* **REQUIRED TASK**:
Spot each line in the records below where the word "Reichenbach" occurs, then copy it.

╭─ SOURCE DATA

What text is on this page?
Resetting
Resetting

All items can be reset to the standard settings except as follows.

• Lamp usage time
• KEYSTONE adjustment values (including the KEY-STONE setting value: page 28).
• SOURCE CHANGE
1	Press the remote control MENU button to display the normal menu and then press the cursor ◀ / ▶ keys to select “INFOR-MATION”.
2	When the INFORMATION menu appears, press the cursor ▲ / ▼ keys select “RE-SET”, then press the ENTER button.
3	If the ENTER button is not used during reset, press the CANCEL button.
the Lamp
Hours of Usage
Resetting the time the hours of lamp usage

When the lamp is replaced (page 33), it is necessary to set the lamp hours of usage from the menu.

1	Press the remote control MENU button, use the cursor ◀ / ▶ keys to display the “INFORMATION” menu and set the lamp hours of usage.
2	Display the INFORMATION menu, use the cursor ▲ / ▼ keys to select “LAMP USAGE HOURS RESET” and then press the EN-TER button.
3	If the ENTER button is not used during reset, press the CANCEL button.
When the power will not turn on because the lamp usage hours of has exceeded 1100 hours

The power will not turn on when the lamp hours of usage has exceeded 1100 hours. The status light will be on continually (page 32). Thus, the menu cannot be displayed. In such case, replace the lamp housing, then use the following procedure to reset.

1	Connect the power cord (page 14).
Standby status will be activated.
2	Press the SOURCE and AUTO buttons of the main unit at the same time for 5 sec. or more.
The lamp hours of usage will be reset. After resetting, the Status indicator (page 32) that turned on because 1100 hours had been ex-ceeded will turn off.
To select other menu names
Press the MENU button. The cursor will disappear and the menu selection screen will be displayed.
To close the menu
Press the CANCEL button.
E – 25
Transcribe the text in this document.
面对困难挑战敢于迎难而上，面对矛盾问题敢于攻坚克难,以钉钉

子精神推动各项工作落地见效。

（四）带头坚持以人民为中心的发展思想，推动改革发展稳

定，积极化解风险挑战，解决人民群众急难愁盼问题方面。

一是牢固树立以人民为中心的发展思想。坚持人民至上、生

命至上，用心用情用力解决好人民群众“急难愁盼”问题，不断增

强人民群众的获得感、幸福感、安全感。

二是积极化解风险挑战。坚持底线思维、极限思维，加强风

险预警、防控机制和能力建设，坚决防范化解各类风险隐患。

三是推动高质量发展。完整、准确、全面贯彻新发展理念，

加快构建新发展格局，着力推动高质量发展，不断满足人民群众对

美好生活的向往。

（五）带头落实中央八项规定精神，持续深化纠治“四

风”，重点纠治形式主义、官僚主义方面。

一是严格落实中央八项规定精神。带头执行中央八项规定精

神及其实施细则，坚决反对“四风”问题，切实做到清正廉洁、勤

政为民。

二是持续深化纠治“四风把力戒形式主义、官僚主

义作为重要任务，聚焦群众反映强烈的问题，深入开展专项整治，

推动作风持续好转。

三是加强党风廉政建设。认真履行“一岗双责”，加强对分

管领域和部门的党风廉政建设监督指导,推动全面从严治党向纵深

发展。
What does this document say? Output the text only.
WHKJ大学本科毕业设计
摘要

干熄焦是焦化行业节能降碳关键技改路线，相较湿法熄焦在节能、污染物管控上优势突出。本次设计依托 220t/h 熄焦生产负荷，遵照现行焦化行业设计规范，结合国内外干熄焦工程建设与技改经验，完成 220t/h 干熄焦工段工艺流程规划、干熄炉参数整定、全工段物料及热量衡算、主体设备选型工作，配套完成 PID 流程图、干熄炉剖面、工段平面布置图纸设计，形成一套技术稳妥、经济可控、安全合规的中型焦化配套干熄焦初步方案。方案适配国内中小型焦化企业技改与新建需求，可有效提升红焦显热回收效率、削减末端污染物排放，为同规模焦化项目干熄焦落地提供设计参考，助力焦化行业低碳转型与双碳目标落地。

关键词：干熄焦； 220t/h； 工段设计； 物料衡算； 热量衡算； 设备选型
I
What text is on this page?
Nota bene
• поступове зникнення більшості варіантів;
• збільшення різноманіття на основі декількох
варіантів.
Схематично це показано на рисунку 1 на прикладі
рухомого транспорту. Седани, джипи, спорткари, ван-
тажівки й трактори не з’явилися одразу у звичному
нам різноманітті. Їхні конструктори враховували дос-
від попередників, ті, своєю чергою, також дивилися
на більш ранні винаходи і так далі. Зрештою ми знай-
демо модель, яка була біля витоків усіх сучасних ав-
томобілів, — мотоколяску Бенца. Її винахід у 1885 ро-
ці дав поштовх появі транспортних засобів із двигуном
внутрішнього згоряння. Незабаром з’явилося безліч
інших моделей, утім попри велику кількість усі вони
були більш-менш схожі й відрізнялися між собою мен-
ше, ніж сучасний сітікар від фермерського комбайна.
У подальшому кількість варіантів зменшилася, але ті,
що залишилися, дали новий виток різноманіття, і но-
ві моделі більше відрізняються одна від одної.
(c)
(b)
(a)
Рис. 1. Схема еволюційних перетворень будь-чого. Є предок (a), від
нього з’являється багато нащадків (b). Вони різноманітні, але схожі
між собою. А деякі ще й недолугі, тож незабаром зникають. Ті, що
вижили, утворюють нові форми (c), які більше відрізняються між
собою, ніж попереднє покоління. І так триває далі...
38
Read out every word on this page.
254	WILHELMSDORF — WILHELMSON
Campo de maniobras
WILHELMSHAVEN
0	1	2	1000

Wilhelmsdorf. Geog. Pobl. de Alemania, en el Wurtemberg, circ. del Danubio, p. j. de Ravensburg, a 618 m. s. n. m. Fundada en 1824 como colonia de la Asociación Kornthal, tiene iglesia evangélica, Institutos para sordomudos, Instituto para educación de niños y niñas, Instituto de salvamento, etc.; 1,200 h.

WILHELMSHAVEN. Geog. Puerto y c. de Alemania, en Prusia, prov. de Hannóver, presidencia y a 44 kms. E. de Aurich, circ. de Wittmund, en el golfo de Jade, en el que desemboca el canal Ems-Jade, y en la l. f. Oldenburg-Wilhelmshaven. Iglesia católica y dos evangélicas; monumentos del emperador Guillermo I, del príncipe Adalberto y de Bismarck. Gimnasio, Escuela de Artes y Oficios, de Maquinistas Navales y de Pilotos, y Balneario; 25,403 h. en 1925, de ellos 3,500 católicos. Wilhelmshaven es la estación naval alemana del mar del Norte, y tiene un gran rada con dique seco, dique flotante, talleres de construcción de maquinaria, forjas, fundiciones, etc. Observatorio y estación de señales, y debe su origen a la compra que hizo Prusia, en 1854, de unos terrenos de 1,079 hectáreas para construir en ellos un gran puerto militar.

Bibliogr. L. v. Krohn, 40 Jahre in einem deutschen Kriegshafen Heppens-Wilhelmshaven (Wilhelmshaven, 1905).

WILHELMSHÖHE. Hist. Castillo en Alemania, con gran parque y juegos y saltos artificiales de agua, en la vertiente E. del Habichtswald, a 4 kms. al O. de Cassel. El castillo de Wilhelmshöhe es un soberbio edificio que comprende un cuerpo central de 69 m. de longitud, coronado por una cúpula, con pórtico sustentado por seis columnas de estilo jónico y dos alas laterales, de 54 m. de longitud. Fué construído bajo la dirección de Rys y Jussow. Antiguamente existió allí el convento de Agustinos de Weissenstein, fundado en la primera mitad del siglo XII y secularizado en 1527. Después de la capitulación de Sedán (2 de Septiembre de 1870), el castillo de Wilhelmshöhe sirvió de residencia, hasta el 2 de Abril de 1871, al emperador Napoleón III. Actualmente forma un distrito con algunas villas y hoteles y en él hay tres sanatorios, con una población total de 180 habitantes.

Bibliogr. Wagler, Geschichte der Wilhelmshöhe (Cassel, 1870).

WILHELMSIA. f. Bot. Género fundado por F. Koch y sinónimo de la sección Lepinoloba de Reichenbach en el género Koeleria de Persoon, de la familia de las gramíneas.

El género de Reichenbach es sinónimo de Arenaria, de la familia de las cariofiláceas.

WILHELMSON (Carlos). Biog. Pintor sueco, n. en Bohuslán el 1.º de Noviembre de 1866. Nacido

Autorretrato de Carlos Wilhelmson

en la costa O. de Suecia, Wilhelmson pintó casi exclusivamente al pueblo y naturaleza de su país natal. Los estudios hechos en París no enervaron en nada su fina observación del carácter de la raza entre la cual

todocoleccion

╰─

* **FINAL ANSWER**:
WILHELMSIA. f. Bot. Género fundado por F. Koch y sinónimo de la sección Lepinoloba de Reichenbach en el género Koeleria de Persoon, de la familia de las gramíneas.
El género de Reichenbach es sinónimo de Arenaria, de la familia de las cariofiláceas.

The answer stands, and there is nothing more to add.